(What to do): Copy out the data exactly, leaving the pictures behind.

:: Input rows ::

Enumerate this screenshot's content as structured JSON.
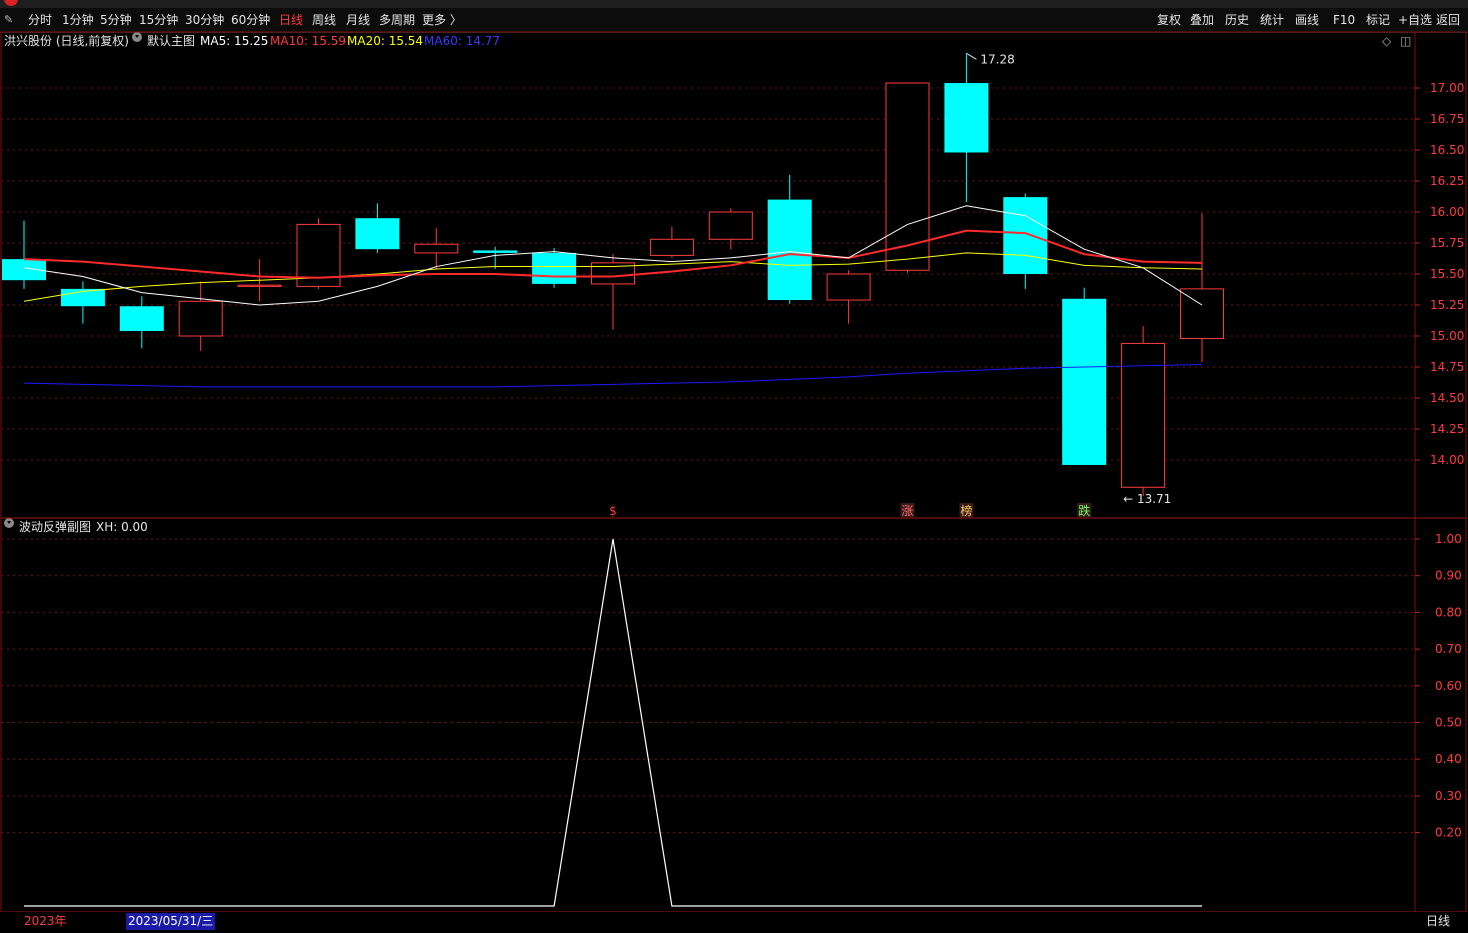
{
  "toolbar": {
    "left_items": [
      "分时",
      "1分钟",
      "5分钟",
      "15分钟",
      "30分钟",
      "60分钟",
      "日线",
      "周线",
      "月线",
      "多周期",
      "更多 〉"
    ],
    "active": "日线",
    "right_items": [
      "复权",
      "叠加",
      "历史",
      "统计",
      "画线",
      "F10",
      "标记",
      "+自选",
      "返回"
    ]
  },
  "main_info": {
    "stock": "洪兴股份 (日线,前复权)",
    "template": "默认主图",
    "ma5": "MA5: 15.25",
    "ma10": "MA10: 15.59",
    "ma20": "MA20: 15.54",
    "ma60": "MA60: 14.77"
  },
  "sub_info": {
    "name": "波动反弹副图",
    "value": "XH: 0.00"
  },
  "colors": {
    "up": "#ff3b3b",
    "down": "#00ffff",
    "ma5": "#ffffff",
    "ma10": "#ff2a2a",
    "ma20": "#ffff00",
    "ma60": "#1a1aff",
    "grid": "#7a1010"
  },
  "chart_data": [
    {
      "type": "candlestick",
      "price_axis_ticks": [
        "17.00",
        "16.75",
        "16.50",
        "16.25",
        "16.00",
        "15.75",
        "15.50",
        "15.25",
        "15.00",
        "14.75",
        "14.50",
        "14.25",
        "14.00"
      ],
      "ylim": [
        13.6,
        17.35
      ],
      "candles": [
        {
          "open": 15.62,
          "close": 15.45,
          "high": 15.93,
          "low": 15.38
        },
        {
          "open": 15.38,
          "close": 15.24,
          "high": 15.44,
          "low": 15.1
        },
        {
          "open": 15.24,
          "close": 15.04,
          "high": 15.32,
          "low": 14.9
        },
        {
          "open": 15.0,
          "close": 15.28,
          "high": 15.44,
          "low": 14.88
        },
        {
          "open": 15.4,
          "close": 15.41,
          "high": 15.62,
          "low": 15.28
        },
        {
          "open": 15.4,
          "close": 15.9,
          "high": 15.95,
          "low": 15.38
        },
        {
          "open": 15.95,
          "close": 15.7,
          "high": 16.07,
          "low": 15.67
        },
        {
          "open": 15.67,
          "close": 15.74,
          "high": 15.87,
          "low": 15.54
        },
        {
          "open": 15.69,
          "close": 15.67,
          "high": 15.72,
          "low": 15.54
        },
        {
          "open": 15.67,
          "close": 15.42,
          "high": 15.71,
          "low": 15.39
        },
        {
          "open": 15.42,
          "close": 15.59,
          "high": 15.66,
          "low": 15.05
        },
        {
          "open": 15.65,
          "close": 15.78,
          "high": 15.88,
          "low": 15.63
        },
        {
          "open": 15.78,
          "close": 16.0,
          "high": 16.03,
          "low": 15.7
        },
        {
          "open": 16.1,
          "close": 15.29,
          "high": 16.3,
          "low": 15.26
        },
        {
          "open": 15.29,
          "close": 15.5,
          "high": 15.53,
          "low": 15.1
        },
        {
          "open": 15.53,
          "close": 17.04,
          "high": 17.04,
          "low": 15.51
        },
        {
          "open": 17.04,
          "close": 16.48,
          "high": 17.28,
          "low": 16.08
        },
        {
          "open": 16.12,
          "close": 15.5,
          "high": 16.15,
          "low": 15.38
        },
        {
          "open": 15.3,
          "close": 13.96,
          "high": 15.39,
          "low": 13.96
        },
        {
          "open": 13.78,
          "close": 14.94,
          "high": 15.08,
          "low": 13.71
        },
        {
          "open": 14.98,
          "close": 15.38,
          "high": 15.99,
          "low": 14.79
        }
      ],
      "ma5": [
        15.55,
        15.48,
        15.35,
        15.3,
        15.25,
        15.28,
        15.4,
        15.56,
        15.65,
        15.68,
        15.63,
        15.6,
        15.63,
        15.68,
        15.63,
        15.9,
        16.05,
        15.97,
        15.7,
        15.55,
        15.25
      ],
      "ma10": [
        15.62,
        15.6,
        15.56,
        15.52,
        15.48,
        15.47,
        15.49,
        15.5,
        15.5,
        15.48,
        15.48,
        15.52,
        15.57,
        15.66,
        15.63,
        15.73,
        15.85,
        15.83,
        15.66,
        15.6,
        15.59
      ],
      "ma20": [
        15.28,
        15.36,
        15.4,
        15.43,
        15.45,
        15.47,
        15.5,
        15.54,
        15.56,
        15.56,
        15.56,
        15.58,
        15.6,
        15.57,
        15.58,
        15.62,
        15.67,
        15.65,
        15.57,
        15.55,
        15.54
      ],
      "ma60": [
        14.62,
        14.61,
        14.6,
        14.59,
        14.59,
        14.59,
        14.59,
        14.59,
        14.59,
        14.6,
        14.61,
        14.62,
        14.63,
        14.65,
        14.67,
        14.7,
        14.72,
        14.74,
        14.75,
        14.76,
        14.77
      ],
      "annotations": {
        "high": "17.28",
        "low": "13.71"
      },
      "markers": [
        {
          "candle": 10,
          "text": "$",
          "color": "#ff3b3b"
        },
        {
          "candle": 15,
          "text": "涨",
          "color": "#ff6b6b"
        },
        {
          "candle": 16,
          "text": "榜",
          "color": "#ffcc66"
        },
        {
          "candle": 18,
          "text": "跌",
          "color": "#66ff66"
        }
      ]
    },
    {
      "type": "line",
      "name": "XH",
      "y_axis_ticks": [
        "1.00",
        "0.90",
        "0.80",
        "0.70",
        "0.60",
        "0.50",
        "0.40",
        "0.30",
        "0.20"
      ],
      "ylim": [
        -0.02,
        1.05
      ],
      "x": [
        0,
        1,
        2,
        3,
        4,
        5,
        6,
        7,
        8,
        9,
        10,
        11,
        12,
        13,
        14,
        15,
        16,
        17,
        18,
        19,
        20
      ],
      "values": [
        0,
        0,
        0,
        0,
        0,
        0,
        0,
        0,
        0,
        0,
        1,
        0,
        0,
        0,
        0,
        0,
        0,
        0,
        0,
        0,
        0
      ]
    }
  ],
  "bottom": {
    "year": "2023年",
    "date": "2023/05/31/三",
    "period": "日线"
  }
}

:::

(Answer in full):
Enumerate this screenshot's content as structured JSON.
{
  "toolbar": {
    "left_items": [
      "分时",
      "1分钟",
      "5分钟",
      "15分钟",
      "30分钟",
      "60分钟",
      "日线",
      "周线",
      "月线",
      "多周期",
      "更多 〉"
    ],
    "active": "日线",
    "right_items": [
      "复权",
      "叠加",
      "历史",
      "统计",
      "画线",
      "F10",
      "标记",
      "+自选",
      "返回"
    ]
  },
  "main_info": {
    "stock": "洪兴股份 (日线,前复权)",
    "template": "默认主图",
    "ma5": "MA5: 15.25",
    "ma10": "MA10: 15.59",
    "ma20": "MA20: 15.54",
    "ma60": "MA60: 14.77"
  },
  "sub_info": {
    "name": "波动反弹副图",
    "value": "XH: 0.00"
  },
  "colors": {
    "up": "#ff3b3b",
    "down": "#00ffff",
    "ma5": "#ffffff",
    "ma10": "#ff2a2a",
    "ma20": "#ffff00",
    "ma60": "#1a1aff",
    "grid": "#7a1010"
  },
  "chart_data": [
    {
      "type": "candlestick",
      "price_axis_ticks": [
        "17.00",
        "16.75",
        "16.50",
        "16.25",
        "16.00",
        "15.75",
        "15.50",
        "15.25",
        "15.00",
        "14.75",
        "14.50",
        "14.25",
        "14.00"
      ],
      "ylim": [
        13.6,
        17.35
      ],
      "candles": [
        {
          "open": 15.62,
          "close": 15.45,
          "high": 15.93,
          "low": 15.38
        },
        {
          "open": 15.38,
          "close": 15.24,
          "high": 15.44,
          "low": 15.1
        },
        {
          "open": 15.24,
          "close": 15.04,
          "high": 15.32,
          "low": 14.9
        },
        {
          "open": 15.0,
          "close": 15.28,
          "high": 15.44,
          "low": 14.88
        },
        {
          "open": 15.4,
          "close": 15.41,
          "high": 15.62,
          "low": 15.28
        },
        {
          "open": 15.4,
          "close": 15.9,
          "high": 15.95,
          "low": 15.38
        },
        {
          "open": 15.95,
          "close": 15.7,
          "high": 16.07,
          "low": 15.67
        },
        {
          "open": 15.67,
          "close": 15.74,
          "high": 15.87,
          "low": 15.54
        },
        {
          "open": 15.69,
          "close": 15.67,
          "high": 15.72,
          "low": 15.54
        },
        {
          "open": 15.67,
          "close": 15.42,
          "high": 15.71,
          "low": 15.39
        },
        {
          "open": 15.42,
          "close": 15.59,
          "high": 15.66,
          "low": 15.05
        },
        {
          "open": 15.65,
          "close": 15.78,
          "high": 15.88,
          "low": 15.63
        },
        {
          "open": 15.78,
          "close": 16.0,
          "high": 16.03,
          "low": 15.7
        },
        {
          "open": 16.1,
          "close": 15.29,
          "high": 16.3,
          "low": 15.26
        },
        {
          "open": 15.29,
          "close": 15.5,
          "high": 15.53,
          "low": 15.1
        },
        {
          "open": 15.53,
          "close": 17.04,
          "high": 17.04,
          "low": 15.51
        },
        {
          "open": 17.04,
          "close": 16.48,
          "high": 17.28,
          "low": 16.08
        },
        {
          "open": 16.12,
          "close": 15.5,
          "high": 16.15,
          "low": 15.38
        },
        {
          "open": 15.3,
          "close": 13.96,
          "high": 15.39,
          "low": 13.96
        },
        {
          "open": 13.78,
          "close": 14.94,
          "high": 15.08,
          "low": 13.71
        },
        {
          "open": 14.98,
          "close": 15.38,
          "high": 15.99,
          "low": 14.79
        }
      ],
      "ma5": [
        15.55,
        15.48,
        15.35,
        15.3,
        15.25,
        15.28,
        15.4,
        15.56,
        15.65,
        15.68,
        15.63,
        15.6,
        15.63,
        15.68,
        15.63,
        15.9,
        16.05,
        15.97,
        15.7,
        15.55,
        15.25
      ],
      "ma10": [
        15.62,
        15.6,
        15.56,
        15.52,
        15.48,
        15.47,
        15.49,
        15.5,
        15.5,
        15.48,
        15.48,
        15.52,
        15.57,
        15.66,
        15.63,
        15.73,
        15.85,
        15.83,
        15.66,
        15.6,
        15.59
      ],
      "ma20": [
        15.28,
        15.36,
        15.4,
        15.43,
        15.45,
        15.47,
        15.5,
        15.54,
        15.56,
        15.56,
        15.56,
        15.58,
        15.6,
        15.57,
        15.58,
        15.62,
        15.67,
        15.65,
        15.57,
        15.55,
        15.54
      ],
      "ma60": [
        14.62,
        14.61,
        14.6,
        14.59,
        14.59,
        14.59,
        14.59,
        14.59,
        14.59,
        14.6,
        14.61,
        14.62,
        14.63,
        14.65,
        14.67,
        14.7,
        14.72,
        14.74,
        14.75,
        14.76,
        14.77
      ],
      "annotations": {
        "high": "17.28",
        "low": "13.71"
      },
      "markers": [
        {
          "candle": 10,
          "text": "$",
          "color": "#ff3b3b"
        },
        {
          "candle": 15,
          "text": "涨",
          "color": "#ff6b6b"
        },
        {
          "candle": 16,
          "text": "榜",
          "color": "#ffcc66"
        },
        {
          "candle": 18,
          "text": "跌",
          "color": "#66ff66"
        }
      ]
    },
    {
      "type": "line",
      "name": "XH",
      "y_axis_ticks": [
        "1.00",
        "0.90",
        "0.80",
        "0.70",
        "0.60",
        "0.50",
        "0.40",
        "0.30",
        "0.20"
      ],
      "ylim": [
        -0.02,
        1.05
      ],
      "x": [
        0,
        1,
        2,
        3,
        4,
        5,
        6,
        7,
        8,
        9,
        10,
        11,
        12,
        13,
        14,
        15,
        16,
        17,
        18,
        19,
        20
      ],
      "values": [
        0,
        0,
        0,
        0,
        0,
        0,
        0,
        0,
        0,
        0,
        1,
        0,
        0,
        0,
        0,
        0,
        0,
        0,
        0,
        0,
        0
      ]
    }
  ],
  "bottom": {
    "year": "2023年",
    "date": "2023/05/31/三",
    "period": "日线"
  }
}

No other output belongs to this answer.